▶ **To be done**: Extract and list every line that contains the word "subnet".

>>>>>

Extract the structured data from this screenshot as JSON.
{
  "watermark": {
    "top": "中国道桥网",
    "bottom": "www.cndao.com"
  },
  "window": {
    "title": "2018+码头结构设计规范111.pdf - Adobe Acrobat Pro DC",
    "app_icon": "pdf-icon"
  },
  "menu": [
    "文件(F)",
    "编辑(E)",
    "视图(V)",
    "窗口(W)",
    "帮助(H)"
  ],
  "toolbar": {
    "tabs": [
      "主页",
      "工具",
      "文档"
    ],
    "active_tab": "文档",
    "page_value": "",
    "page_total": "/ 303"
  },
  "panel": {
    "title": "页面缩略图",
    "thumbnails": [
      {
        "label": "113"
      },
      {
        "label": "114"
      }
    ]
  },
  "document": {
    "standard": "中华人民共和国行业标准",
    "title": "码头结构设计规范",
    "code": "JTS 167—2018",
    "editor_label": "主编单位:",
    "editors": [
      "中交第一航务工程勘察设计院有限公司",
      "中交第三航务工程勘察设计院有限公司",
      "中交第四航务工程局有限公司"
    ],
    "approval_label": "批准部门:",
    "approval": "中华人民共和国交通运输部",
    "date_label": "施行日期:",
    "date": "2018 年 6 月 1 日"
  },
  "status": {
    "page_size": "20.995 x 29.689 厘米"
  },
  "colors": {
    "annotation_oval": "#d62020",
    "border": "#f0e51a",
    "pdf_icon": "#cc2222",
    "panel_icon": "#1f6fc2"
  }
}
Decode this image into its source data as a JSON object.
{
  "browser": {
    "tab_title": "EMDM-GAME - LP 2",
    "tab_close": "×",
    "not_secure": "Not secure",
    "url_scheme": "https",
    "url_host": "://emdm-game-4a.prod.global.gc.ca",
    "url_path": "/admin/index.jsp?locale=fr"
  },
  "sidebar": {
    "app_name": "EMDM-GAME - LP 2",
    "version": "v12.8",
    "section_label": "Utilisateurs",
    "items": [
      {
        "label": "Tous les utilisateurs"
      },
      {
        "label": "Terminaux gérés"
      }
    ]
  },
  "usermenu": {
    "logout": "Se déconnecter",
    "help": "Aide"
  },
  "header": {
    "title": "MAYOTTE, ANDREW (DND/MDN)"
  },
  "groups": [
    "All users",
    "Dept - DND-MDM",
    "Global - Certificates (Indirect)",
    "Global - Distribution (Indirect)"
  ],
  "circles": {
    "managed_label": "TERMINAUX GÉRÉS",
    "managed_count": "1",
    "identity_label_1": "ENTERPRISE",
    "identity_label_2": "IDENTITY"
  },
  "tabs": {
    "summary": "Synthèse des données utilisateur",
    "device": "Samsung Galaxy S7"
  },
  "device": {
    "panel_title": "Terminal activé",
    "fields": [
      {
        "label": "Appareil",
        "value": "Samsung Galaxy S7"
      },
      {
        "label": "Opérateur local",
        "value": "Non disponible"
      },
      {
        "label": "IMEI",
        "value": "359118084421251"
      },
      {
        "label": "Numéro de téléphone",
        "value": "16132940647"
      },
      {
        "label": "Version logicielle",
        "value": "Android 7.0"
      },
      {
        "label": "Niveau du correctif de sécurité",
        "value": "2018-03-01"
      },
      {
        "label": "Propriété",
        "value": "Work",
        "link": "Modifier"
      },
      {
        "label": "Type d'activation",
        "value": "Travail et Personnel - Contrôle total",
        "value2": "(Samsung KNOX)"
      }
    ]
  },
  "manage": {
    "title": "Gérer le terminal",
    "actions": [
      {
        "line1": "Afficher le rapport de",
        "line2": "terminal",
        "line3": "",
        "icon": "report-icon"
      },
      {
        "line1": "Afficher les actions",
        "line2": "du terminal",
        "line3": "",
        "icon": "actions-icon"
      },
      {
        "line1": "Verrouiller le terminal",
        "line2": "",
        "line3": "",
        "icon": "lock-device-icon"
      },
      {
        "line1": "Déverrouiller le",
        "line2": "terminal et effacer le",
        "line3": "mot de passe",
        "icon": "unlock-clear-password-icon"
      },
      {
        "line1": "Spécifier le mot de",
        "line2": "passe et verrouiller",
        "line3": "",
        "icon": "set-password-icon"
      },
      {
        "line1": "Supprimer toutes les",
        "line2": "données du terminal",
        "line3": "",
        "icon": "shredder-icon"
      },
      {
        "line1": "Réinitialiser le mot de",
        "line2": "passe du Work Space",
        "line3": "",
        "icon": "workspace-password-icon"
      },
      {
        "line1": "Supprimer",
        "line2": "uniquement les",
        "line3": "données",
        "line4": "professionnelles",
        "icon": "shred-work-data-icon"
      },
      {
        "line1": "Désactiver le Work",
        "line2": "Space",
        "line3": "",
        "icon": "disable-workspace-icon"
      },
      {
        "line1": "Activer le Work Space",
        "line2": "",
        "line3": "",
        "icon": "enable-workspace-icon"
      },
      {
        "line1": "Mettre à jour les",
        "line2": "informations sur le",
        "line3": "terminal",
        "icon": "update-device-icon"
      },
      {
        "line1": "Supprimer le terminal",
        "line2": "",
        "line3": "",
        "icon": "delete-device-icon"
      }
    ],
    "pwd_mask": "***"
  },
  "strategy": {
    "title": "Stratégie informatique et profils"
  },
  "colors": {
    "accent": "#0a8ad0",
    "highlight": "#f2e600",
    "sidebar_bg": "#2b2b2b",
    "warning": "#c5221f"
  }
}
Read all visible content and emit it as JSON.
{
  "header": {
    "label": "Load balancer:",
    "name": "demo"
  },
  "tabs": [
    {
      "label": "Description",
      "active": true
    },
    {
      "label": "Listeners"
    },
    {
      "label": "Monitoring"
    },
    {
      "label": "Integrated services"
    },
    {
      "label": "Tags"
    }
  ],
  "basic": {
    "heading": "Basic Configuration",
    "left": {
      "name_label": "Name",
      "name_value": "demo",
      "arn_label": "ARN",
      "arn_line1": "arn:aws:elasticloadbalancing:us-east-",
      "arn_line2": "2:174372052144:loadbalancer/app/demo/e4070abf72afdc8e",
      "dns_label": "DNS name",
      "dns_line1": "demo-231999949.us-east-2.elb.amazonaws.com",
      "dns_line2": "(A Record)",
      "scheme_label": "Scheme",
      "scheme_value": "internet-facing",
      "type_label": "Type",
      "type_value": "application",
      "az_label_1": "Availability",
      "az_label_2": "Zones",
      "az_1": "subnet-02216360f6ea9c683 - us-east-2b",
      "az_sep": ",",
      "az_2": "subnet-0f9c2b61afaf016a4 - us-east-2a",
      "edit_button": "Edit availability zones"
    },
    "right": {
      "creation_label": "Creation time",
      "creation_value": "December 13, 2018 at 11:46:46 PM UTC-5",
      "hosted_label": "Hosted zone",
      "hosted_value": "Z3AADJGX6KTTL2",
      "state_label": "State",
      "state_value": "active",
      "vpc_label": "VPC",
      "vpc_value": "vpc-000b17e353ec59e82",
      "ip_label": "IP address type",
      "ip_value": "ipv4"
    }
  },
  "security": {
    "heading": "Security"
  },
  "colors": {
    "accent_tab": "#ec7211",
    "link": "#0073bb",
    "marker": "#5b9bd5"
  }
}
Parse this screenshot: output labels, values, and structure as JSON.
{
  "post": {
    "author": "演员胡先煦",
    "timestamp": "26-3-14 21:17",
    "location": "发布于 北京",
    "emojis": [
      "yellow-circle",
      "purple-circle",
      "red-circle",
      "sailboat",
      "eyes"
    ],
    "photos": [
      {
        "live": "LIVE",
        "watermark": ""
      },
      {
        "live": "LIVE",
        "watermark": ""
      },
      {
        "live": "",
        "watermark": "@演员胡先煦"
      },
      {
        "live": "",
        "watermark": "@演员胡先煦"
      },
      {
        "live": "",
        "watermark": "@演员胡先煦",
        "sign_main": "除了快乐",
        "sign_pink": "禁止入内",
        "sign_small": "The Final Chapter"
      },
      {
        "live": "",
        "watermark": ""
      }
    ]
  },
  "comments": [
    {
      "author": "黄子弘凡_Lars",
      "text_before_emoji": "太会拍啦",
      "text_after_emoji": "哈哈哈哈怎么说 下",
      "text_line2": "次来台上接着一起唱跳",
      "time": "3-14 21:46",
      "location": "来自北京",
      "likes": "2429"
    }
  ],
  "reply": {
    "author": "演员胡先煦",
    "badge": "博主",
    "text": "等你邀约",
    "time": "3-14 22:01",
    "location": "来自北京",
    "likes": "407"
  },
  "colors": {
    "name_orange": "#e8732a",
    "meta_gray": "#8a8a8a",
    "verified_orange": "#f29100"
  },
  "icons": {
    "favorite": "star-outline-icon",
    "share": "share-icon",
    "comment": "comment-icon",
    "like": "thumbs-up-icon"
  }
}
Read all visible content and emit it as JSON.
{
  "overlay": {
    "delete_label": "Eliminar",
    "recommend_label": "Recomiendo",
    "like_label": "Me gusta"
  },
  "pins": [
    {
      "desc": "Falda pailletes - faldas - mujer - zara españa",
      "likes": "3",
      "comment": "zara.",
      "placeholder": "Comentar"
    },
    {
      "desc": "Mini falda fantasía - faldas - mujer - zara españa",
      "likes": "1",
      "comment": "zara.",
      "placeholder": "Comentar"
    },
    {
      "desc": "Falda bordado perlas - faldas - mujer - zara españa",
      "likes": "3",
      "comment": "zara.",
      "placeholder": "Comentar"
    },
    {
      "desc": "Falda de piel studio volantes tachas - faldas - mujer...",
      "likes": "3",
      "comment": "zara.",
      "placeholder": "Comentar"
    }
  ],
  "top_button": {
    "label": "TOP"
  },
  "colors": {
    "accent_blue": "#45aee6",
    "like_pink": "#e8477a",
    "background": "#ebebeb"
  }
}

<<<<<

▶ **The response**:
      "az_1": "subnet-02216360f6ea9c683 - us-east-2b",
      "az_2": "subnet-0f9c2b61afaf016a4 - us-east-2a",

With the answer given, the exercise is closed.